◆ **Task statement**:
Determine the number of lines containing the word "TECUs", and state that figure alone.

## start Information provided

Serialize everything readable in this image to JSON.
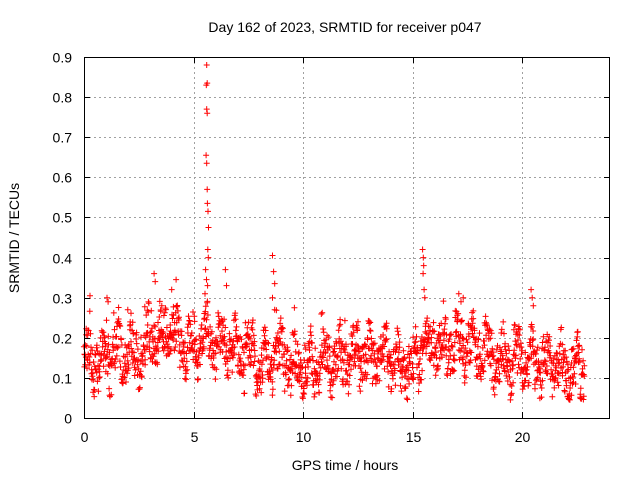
{
  "chart_data": {
    "type": "scatter",
    "title": "Day 162 of 2023, SRMTID for receiver p047",
    "xlabel": "GPS time / hours",
    "ylabel": "SRMTID / TECUs",
    "xlim": [
      0,
      24
    ],
    "ylim": [
      0,
      0.9
    ],
    "x_ticks": [
      0,
      5,
      10,
      15,
      20
    ],
    "x_tick_labels": [
      "0",
      "5",
      "10",
      "15",
      "20"
    ],
    "y_ticks": [
      0,
      0.1,
      0.2,
      0.3,
      0.4,
      0.5,
      0.6,
      0.7,
      0.8,
      0.9
    ],
    "y_tick_labels": [
      "0",
      "0.1",
      "0.2",
      "0.3",
      "0.4",
      "0.5",
      "0.6",
      "0.7",
      "0.8",
      "0.9"
    ],
    "grid": true,
    "marker": "plus",
    "color": "#ff0000",
    "baseline": [
      [
        0.0,
        0.15
      ],
      [
        0.5,
        0.14
      ],
      [
        1.0,
        0.15
      ],
      [
        1.5,
        0.16
      ],
      [
        2.0,
        0.16
      ],
      [
        2.5,
        0.15
      ],
      [
        3.0,
        0.2
      ],
      [
        3.5,
        0.21
      ],
      [
        4.0,
        0.21
      ],
      [
        4.5,
        0.19
      ],
      [
        5.0,
        0.17
      ],
      [
        5.5,
        0.2
      ],
      [
        6.0,
        0.19
      ],
      [
        6.5,
        0.18
      ],
      [
        7.0,
        0.17
      ],
      [
        7.5,
        0.16
      ],
      [
        8.0,
        0.14
      ],
      [
        8.5,
        0.15
      ],
      [
        9.0,
        0.16
      ],
      [
        9.5,
        0.13
      ],
      [
        10.0,
        0.13
      ],
      [
        10.5,
        0.12
      ],
      [
        11.0,
        0.15
      ],
      [
        11.5,
        0.14
      ],
      [
        12.0,
        0.15
      ],
      [
        12.5,
        0.16
      ],
      [
        13.0,
        0.15
      ],
      [
        13.5,
        0.16
      ],
      [
        14.0,
        0.15
      ],
      [
        14.5,
        0.12
      ],
      [
        15.0,
        0.13
      ],
      [
        15.5,
        0.17
      ],
      [
        16.0,
        0.19
      ],
      [
        16.5,
        0.17
      ],
      [
        17.0,
        0.19
      ],
      [
        17.5,
        0.18
      ],
      [
        18.0,
        0.18
      ],
      [
        18.5,
        0.15
      ],
      [
        19.0,
        0.14
      ],
      [
        19.5,
        0.14
      ],
      [
        20.0,
        0.15
      ],
      [
        20.5,
        0.13
      ],
      [
        21.0,
        0.14
      ],
      [
        21.5,
        0.13
      ],
      [
        22.0,
        0.12
      ],
      [
        22.5,
        0.12
      ],
      [
        22.85,
        0.11
      ]
    ],
    "spikes": [
      {
        "x": 5.6,
        "y": 0.88
      },
      {
        "x": 5.62,
        "y": 0.835
      },
      {
        "x": 5.58,
        "y": 0.83
      },
      {
        "x": 5.6,
        "y": 0.77
      },
      {
        "x": 5.62,
        "y": 0.76
      },
      {
        "x": 5.57,
        "y": 0.655
      },
      {
        "x": 5.6,
        "y": 0.635
      },
      {
        "x": 5.62,
        "y": 0.57
      },
      {
        "x": 5.63,
        "y": 0.535
      },
      {
        "x": 5.66,
        "y": 0.515
      },
      {
        "x": 5.68,
        "y": 0.475
      },
      {
        "x": 5.65,
        "y": 0.42
      },
      {
        "x": 5.67,
        "y": 0.4
      },
      {
        "x": 5.55,
        "y": 0.37
      },
      {
        "x": 5.59,
        "y": 0.345
      },
      {
        "x": 5.64,
        "y": 0.33
      },
      {
        "x": 5.52,
        "y": 0.31
      },
      {
        "x": 6.45,
        "y": 0.37
      },
      {
        "x": 6.5,
        "y": 0.33
      },
      {
        "x": 8.6,
        "y": 0.405
      },
      {
        "x": 8.65,
        "y": 0.365
      },
      {
        "x": 8.7,
        "y": 0.335
      },
      {
        "x": 8.6,
        "y": 0.3
      },
      {
        "x": 8.7,
        "y": 0.27
      },
      {
        "x": 15.45,
        "y": 0.42
      },
      {
        "x": 15.48,
        "y": 0.4
      },
      {
        "x": 15.5,
        "y": 0.38
      },
      {
        "x": 15.47,
        "y": 0.36
      },
      {
        "x": 15.52,
        "y": 0.32
      },
      {
        "x": 15.55,
        "y": 0.3
      },
      {
        "x": 3.2,
        "y": 0.36
      },
      {
        "x": 3.25,
        "y": 0.34
      },
      {
        "x": 4.2,
        "y": 0.345
      },
      {
        "x": 4.0,
        "y": 0.32
      },
      {
        "x": 1.05,
        "y": 0.3
      },
      {
        "x": 1.1,
        "y": 0.29
      },
      {
        "x": 17.1,
        "y": 0.31
      },
      {
        "x": 17.3,
        "y": 0.3
      },
      {
        "x": 17.2,
        "y": 0.29
      },
      {
        "x": 20.4,
        "y": 0.32
      },
      {
        "x": 20.45,
        "y": 0.3
      },
      {
        "x": 20.5,
        "y": 0.28
      },
      {
        "x": 9.6,
        "y": 0.275
      },
      {
        "x": 2.0,
        "y": 0.27
      },
      {
        "x": 12.5,
        "y": 0.24
      }
    ],
    "series_summary": "Dense scatter of SRMTID values from 0 to ~22.9 hours, mostly between 0.05 and 0.3 TECUs, with a peak of ~0.88 near 5.6 h and secondary peaks ~0.41 near 8.6 h and ~0.42 near 15.5 h."
  }
}
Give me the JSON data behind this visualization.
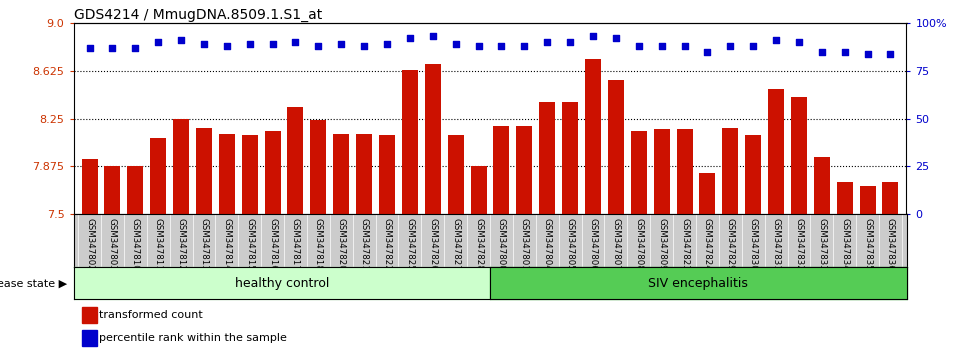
{
  "title": "GDS4214 / MmugDNA.8509.1.S1_at",
  "samples": [
    "GSM347802",
    "GSM347803",
    "GSM347810",
    "GSM347811",
    "GSM347812",
    "GSM347813",
    "GSM347814",
    "GSM347815",
    "GSM347816",
    "GSM347817",
    "GSM347818",
    "GSM347820",
    "GSM347821",
    "GSM347822",
    "GSM347825",
    "GSM347826",
    "GSM347827",
    "GSM347828",
    "GSM347800",
    "GSM347801",
    "GSM347804",
    "GSM347805",
    "GSM347806",
    "GSM347807",
    "GSM347808",
    "GSM347809",
    "GSM347823",
    "GSM347824",
    "GSM347829",
    "GSM347830",
    "GSM347831",
    "GSM347832",
    "GSM347833",
    "GSM347834",
    "GSM347835",
    "GSM347836"
  ],
  "bar_values": [
    7.93,
    7.88,
    7.88,
    8.1,
    8.25,
    8.18,
    8.13,
    8.12,
    8.15,
    8.34,
    8.24,
    8.13,
    8.13,
    8.12,
    8.63,
    8.68,
    8.12,
    7.88,
    8.19,
    8.19,
    8.38,
    8.38,
    8.72,
    8.55,
    8.15,
    8.17,
    8.17,
    7.82,
    8.18,
    8.12,
    8.48,
    8.42,
    7.95,
    7.75,
    7.72,
    7.75
  ],
  "percentile_values": [
    87,
    87,
    87,
    90,
    91,
    89,
    88,
    89,
    89,
    90,
    88,
    89,
    88,
    89,
    92,
    93,
    89,
    88,
    88,
    88,
    90,
    90,
    93,
    92,
    88,
    88,
    88,
    85,
    88,
    88,
    91,
    90,
    85,
    85,
    84,
    84
  ],
  "healthy_count": 18,
  "siv_count": 18,
  "bar_color": "#cc1100",
  "dot_color": "#0000cc",
  "ylim_left": [
    7.5,
    9.0
  ],
  "yticks_left": [
    7.5,
    7.875,
    8.25,
    8.625,
    9.0
  ],
  "ylim_right": [
    0,
    100
  ],
  "yticks_right": [
    0,
    25,
    50,
    75,
    100
  ],
  "hline_values": [
    7.875,
    8.25,
    8.625
  ],
  "bg_color": "#ffffff",
  "tick_label_color_left": "#cc3300",
  "tick_label_color_right": "#0000cc",
  "healthy_label": "healthy control",
  "siv_label": "SIV encephalitis",
  "disease_label": "disease state",
  "legend_bar_label": "transformed count",
  "legend_dot_label": "percentile rank within the sample",
  "healthy_bg": "#ccffcc",
  "siv_bg": "#55cc55",
  "sample_label_bg": "#cccccc",
  "title_fontsize": 10
}
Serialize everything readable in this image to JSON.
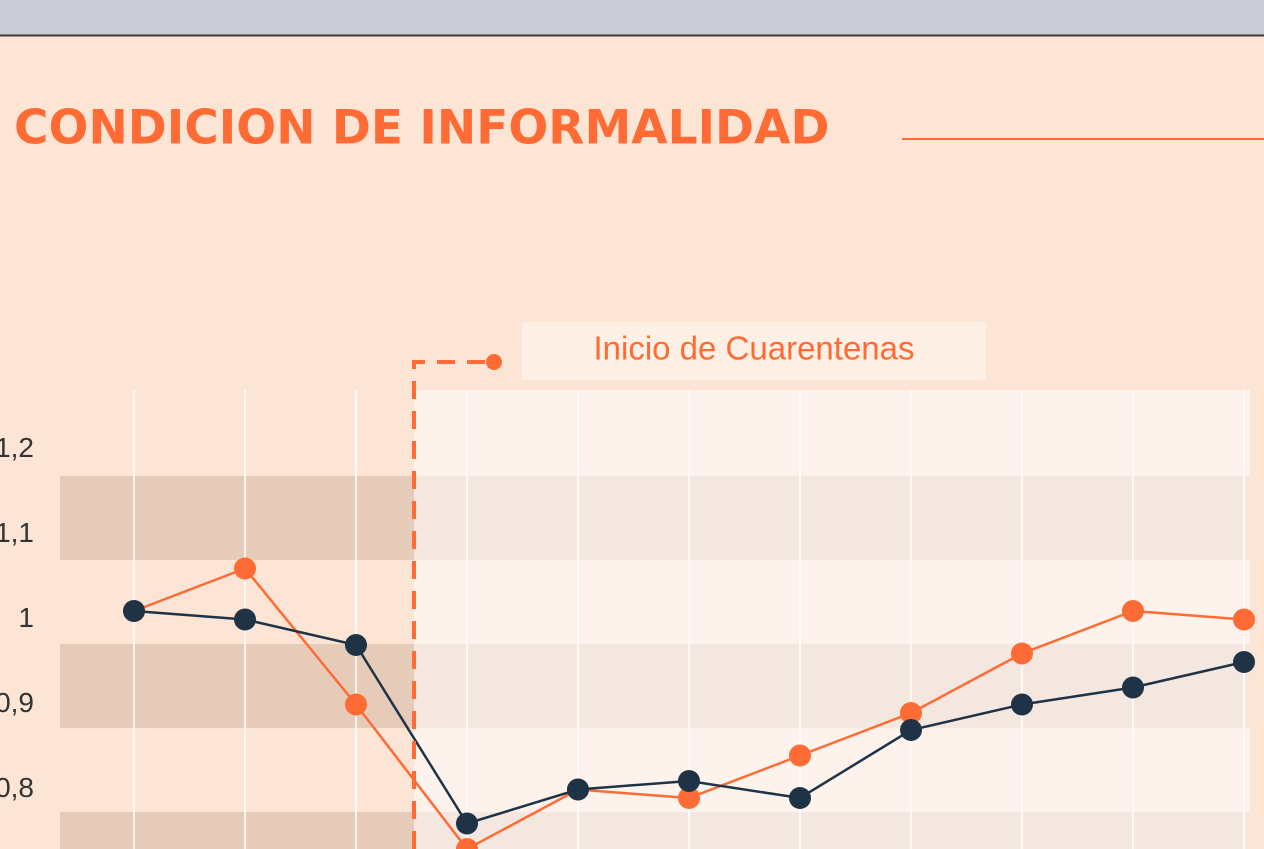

## end Information provided

◆ **Answer below**:
2